* **Items from a dataset**:
────────────────

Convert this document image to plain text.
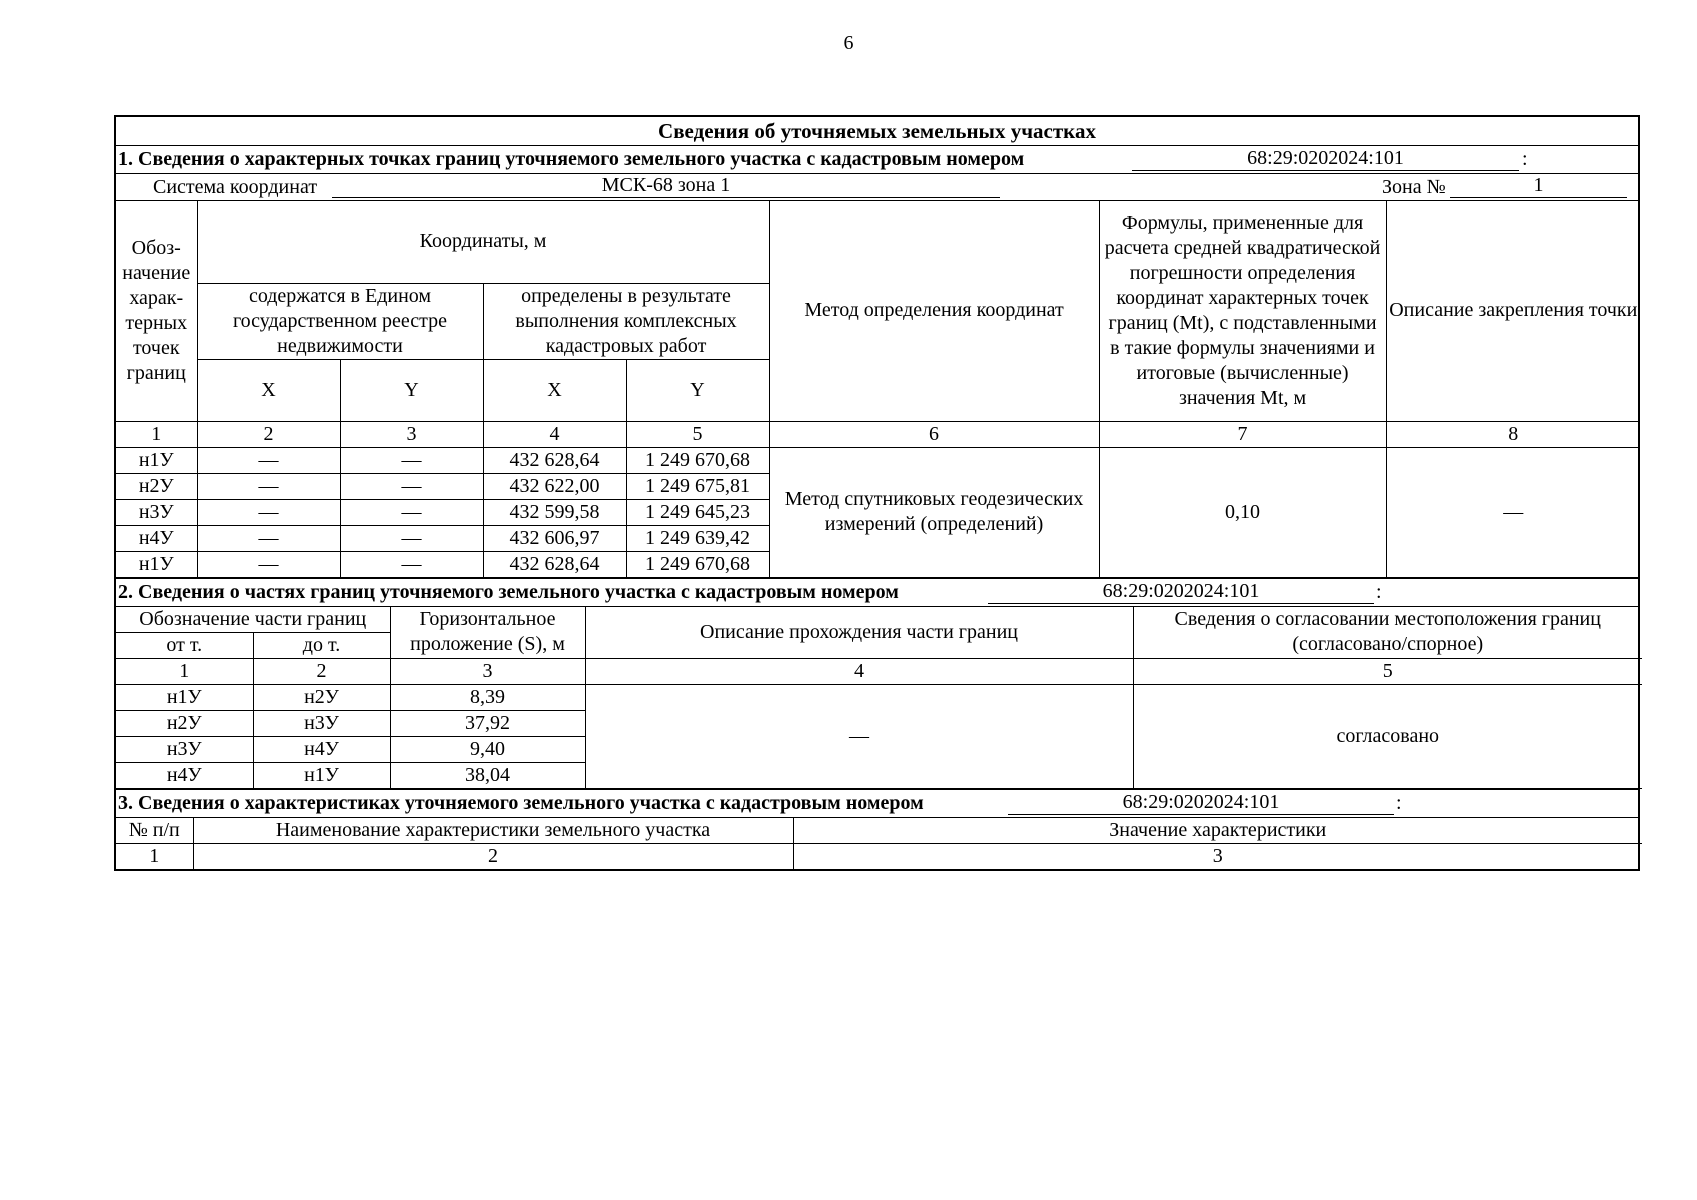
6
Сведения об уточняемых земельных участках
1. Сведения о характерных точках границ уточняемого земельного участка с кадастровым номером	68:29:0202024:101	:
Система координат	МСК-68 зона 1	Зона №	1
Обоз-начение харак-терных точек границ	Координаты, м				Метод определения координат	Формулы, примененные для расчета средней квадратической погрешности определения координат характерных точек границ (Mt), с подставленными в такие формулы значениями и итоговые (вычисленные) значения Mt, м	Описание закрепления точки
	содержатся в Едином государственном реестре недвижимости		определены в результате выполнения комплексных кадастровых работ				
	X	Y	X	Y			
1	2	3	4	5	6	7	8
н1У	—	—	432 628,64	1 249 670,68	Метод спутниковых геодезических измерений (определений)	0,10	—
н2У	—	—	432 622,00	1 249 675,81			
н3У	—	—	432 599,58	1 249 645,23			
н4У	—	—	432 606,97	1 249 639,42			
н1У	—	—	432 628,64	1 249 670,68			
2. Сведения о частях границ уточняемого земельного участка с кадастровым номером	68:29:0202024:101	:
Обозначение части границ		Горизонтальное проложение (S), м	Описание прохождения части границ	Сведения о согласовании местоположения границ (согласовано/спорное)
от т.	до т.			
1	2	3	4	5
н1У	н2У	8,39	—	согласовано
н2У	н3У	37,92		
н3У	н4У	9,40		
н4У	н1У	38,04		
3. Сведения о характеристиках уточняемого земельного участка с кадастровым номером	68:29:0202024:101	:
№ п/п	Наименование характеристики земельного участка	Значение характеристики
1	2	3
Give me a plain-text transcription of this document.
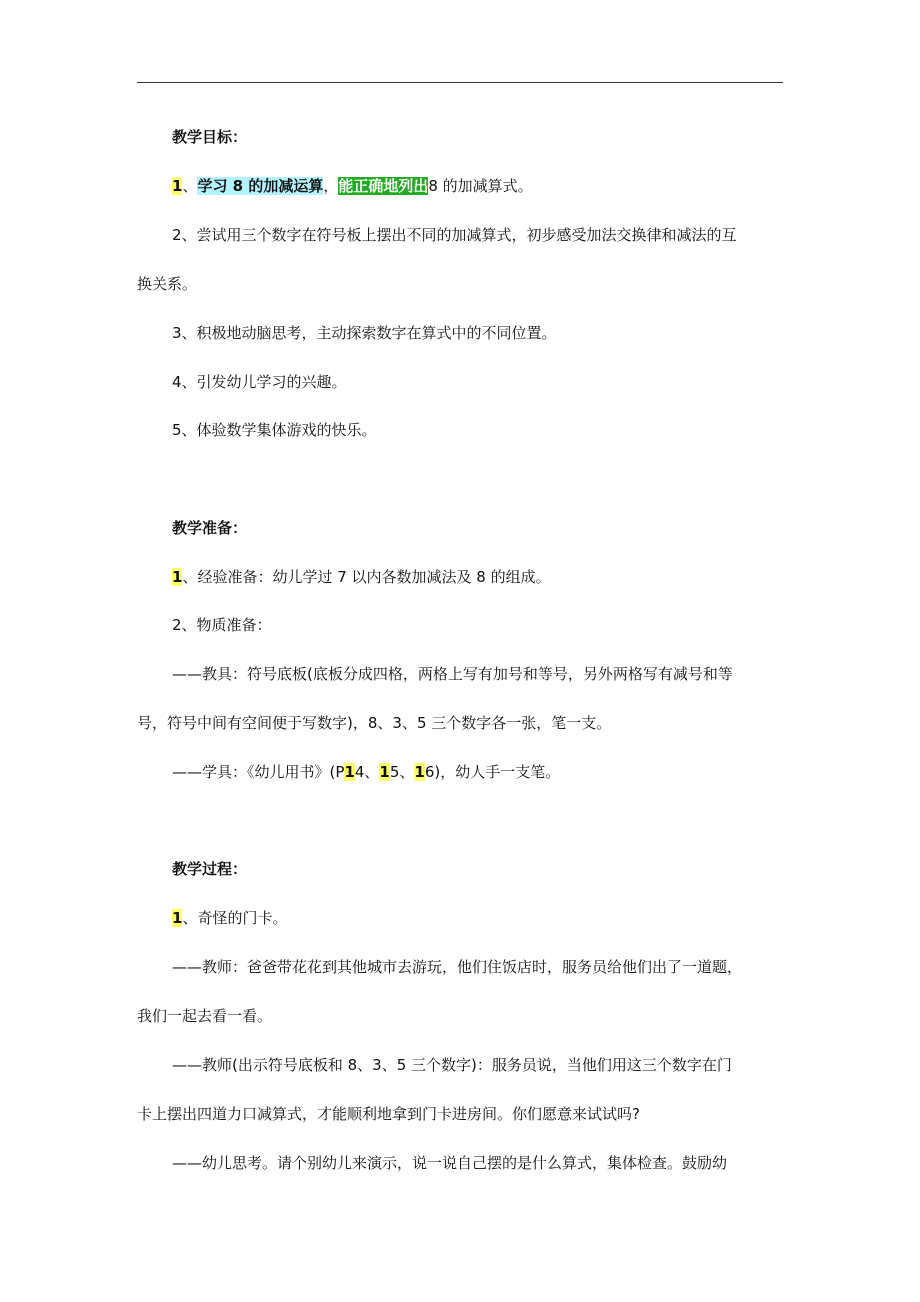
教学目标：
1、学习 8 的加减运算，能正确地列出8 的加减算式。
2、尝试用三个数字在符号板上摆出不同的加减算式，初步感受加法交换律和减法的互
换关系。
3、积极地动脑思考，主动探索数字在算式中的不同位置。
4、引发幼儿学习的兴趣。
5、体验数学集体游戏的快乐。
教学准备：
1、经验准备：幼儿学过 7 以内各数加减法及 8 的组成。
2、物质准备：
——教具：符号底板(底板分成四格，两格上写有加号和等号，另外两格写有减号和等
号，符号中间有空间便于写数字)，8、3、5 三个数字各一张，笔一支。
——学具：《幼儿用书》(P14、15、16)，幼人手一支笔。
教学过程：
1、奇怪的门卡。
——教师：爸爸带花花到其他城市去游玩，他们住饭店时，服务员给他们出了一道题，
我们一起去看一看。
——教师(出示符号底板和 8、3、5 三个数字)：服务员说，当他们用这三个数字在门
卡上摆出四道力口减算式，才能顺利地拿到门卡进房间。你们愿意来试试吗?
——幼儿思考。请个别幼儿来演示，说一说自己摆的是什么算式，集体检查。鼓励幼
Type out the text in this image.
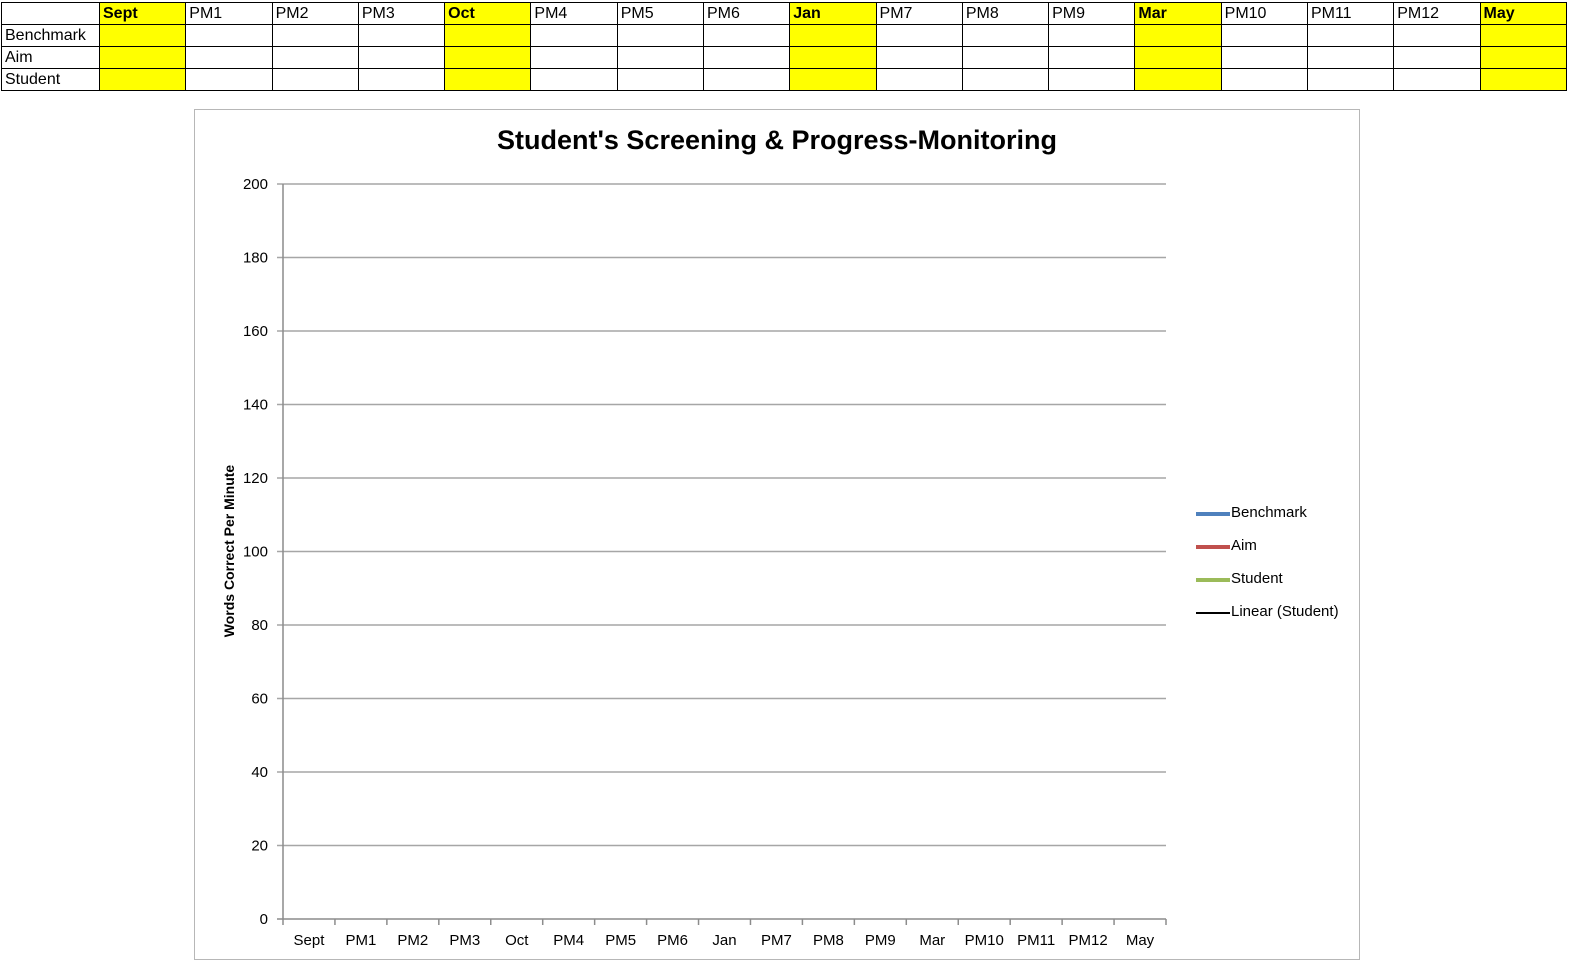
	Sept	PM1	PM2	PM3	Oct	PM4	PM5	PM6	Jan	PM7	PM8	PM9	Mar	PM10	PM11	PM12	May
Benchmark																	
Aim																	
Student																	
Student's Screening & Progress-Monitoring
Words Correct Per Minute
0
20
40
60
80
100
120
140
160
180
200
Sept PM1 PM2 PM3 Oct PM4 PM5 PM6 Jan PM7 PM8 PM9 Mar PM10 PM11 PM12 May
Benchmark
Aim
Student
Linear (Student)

────────────────

Take the line containing "Type out the text in this image." and all lines after it to the end of the data above, and reproduce them exactly, leaving out pictures. Nothing else belongs in the copy.

Type out the text in this image.
	Sept	PM1	PM2	PM3	Oct	PM4	PM5	PM6	Jan	PM7	PM8	PM9	Mar	PM10	PM11	PM12	May
Benchmark																	
Aim																	
Student																	
Student's Screening & Progress-Monitoring
Words Correct Per Minute
0
20
40
60
80
100
120
140
160
180
200
Sept PM1 PM2 PM3 Oct PM4 PM5 PM6 Jan PM7 PM8 PM9 Mar PM10 PM11 PM12 May
Benchmark
Aim
Student
Linear (Student)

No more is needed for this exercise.